» **Problem to work on**
Output all of the entries below precisely as written.

» **Provided data**
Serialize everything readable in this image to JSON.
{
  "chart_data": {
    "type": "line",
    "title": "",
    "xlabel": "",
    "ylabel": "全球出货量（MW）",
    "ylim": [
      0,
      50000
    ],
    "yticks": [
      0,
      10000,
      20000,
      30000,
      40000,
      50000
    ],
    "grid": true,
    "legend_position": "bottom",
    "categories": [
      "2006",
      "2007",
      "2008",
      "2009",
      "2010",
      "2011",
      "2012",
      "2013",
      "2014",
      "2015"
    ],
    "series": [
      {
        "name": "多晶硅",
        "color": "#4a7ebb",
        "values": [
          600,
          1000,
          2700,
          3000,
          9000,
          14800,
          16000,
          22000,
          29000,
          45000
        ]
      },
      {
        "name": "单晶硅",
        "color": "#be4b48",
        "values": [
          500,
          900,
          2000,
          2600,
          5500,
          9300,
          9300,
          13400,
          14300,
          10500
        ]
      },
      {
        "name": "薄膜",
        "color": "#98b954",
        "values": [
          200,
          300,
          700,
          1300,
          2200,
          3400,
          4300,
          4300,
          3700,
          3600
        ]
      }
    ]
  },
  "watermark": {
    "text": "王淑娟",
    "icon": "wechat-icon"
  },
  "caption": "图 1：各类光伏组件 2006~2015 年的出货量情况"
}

» **Result of the task**
Serialize everything readable in this image to JSON.
{
  "chart_data": {
    "type": "line",
    "title": "",
    "xlabel": "",
    "ylabel": "全球出货量（MW）",
    "ylim": [
      0,
      50000
    ],
    "yticks": [
      0,
      10000,
      20000,
      30000,
      40000,
      50000
    ],
    "grid": true,
    "legend_position": "bottom",
    "categories": [
      "2006",
      "2007",
      "2008",
      "2009",
      "2010",
      "2011",
      "2012",
      "2013",
      "2014",
      "2015"
    ],
    "series": [
      {
        "name": "多晶硅",
        "color": "#4a7ebb",
        "values": [
          600,
          1000,
          2700,
          3000,
          9000,
          14800,
          16000,
          22000,
          29000,
          45000
        ]
      },
      {
        "name": "单晶硅",
        "color": "#be4b48",
        "values": [
          500,
          900,
          2000,
          2600,
          5500,
          9300,
          9300,
          13400,
          14300,
          10500
        ]
      },
      {
        "name": "薄膜",
        "color": "#98b954",
        "values": [
          200,
          300,
          700,
          1300,
          2200,
          3400,
          4300,
          4300,
          3700,
          3600
        ]
      }
    ]
  },
  "watermark": {
    "text": "王淑娟",
    "icon": "wechat-icon"
  },
  "caption": "图 1：各类光伏组件 2006~2015 年的出货量情况"
}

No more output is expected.